** TASK TO CARRY OUT **
Search the listing for "Maksātājs" and copy every line where it appears.
>> Begin
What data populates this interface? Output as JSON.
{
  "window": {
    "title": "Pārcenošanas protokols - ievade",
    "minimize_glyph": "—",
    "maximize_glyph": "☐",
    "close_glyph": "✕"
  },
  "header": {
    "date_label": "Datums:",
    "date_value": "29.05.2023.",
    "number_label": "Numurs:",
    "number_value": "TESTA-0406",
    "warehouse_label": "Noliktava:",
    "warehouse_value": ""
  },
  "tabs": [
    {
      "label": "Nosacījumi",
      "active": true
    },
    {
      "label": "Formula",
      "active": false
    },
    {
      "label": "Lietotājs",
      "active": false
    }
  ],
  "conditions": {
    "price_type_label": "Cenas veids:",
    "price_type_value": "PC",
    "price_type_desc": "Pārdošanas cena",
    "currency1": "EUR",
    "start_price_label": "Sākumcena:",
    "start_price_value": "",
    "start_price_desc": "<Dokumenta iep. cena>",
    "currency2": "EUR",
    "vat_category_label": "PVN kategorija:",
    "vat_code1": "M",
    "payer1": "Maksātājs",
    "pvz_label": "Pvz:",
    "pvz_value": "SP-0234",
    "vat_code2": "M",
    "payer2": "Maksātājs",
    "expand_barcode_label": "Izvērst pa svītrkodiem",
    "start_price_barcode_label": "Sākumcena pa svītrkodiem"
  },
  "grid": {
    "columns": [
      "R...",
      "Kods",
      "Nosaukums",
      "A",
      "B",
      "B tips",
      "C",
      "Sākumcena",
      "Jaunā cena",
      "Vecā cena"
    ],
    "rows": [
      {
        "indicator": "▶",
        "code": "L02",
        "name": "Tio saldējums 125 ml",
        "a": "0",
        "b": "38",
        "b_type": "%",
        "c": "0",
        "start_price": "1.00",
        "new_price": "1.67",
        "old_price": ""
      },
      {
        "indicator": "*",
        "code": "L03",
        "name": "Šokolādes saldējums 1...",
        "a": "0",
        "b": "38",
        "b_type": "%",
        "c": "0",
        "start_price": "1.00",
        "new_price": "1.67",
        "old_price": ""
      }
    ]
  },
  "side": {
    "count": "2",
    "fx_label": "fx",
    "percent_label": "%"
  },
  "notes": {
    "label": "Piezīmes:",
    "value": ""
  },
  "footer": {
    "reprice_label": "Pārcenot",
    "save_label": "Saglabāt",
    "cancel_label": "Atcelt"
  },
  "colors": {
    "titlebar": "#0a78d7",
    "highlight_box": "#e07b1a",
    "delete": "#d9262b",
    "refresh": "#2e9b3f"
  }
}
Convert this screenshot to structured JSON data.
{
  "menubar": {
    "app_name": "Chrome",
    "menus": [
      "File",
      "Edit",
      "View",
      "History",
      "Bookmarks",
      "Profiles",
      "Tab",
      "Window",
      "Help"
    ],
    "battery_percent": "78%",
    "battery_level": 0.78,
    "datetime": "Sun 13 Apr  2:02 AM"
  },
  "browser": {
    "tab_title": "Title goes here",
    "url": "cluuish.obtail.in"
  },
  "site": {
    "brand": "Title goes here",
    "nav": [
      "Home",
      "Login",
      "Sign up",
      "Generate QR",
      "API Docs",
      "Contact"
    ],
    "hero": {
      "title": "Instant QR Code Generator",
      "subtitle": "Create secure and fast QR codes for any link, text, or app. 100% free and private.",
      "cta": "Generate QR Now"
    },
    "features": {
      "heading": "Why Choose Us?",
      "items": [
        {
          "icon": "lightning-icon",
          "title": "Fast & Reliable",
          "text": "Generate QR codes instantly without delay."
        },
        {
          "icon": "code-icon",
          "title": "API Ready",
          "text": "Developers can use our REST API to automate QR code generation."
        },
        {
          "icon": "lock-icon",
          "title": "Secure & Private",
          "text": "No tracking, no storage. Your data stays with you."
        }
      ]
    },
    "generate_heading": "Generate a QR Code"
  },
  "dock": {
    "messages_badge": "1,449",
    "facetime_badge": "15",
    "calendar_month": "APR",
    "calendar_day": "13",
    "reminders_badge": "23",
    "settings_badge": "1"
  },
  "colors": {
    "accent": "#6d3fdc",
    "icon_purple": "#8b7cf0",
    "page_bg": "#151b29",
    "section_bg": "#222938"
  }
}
>> End
** FINAL RESULT **
    "payer1": "Maksātājs",
    "payer2": "Maksātājs",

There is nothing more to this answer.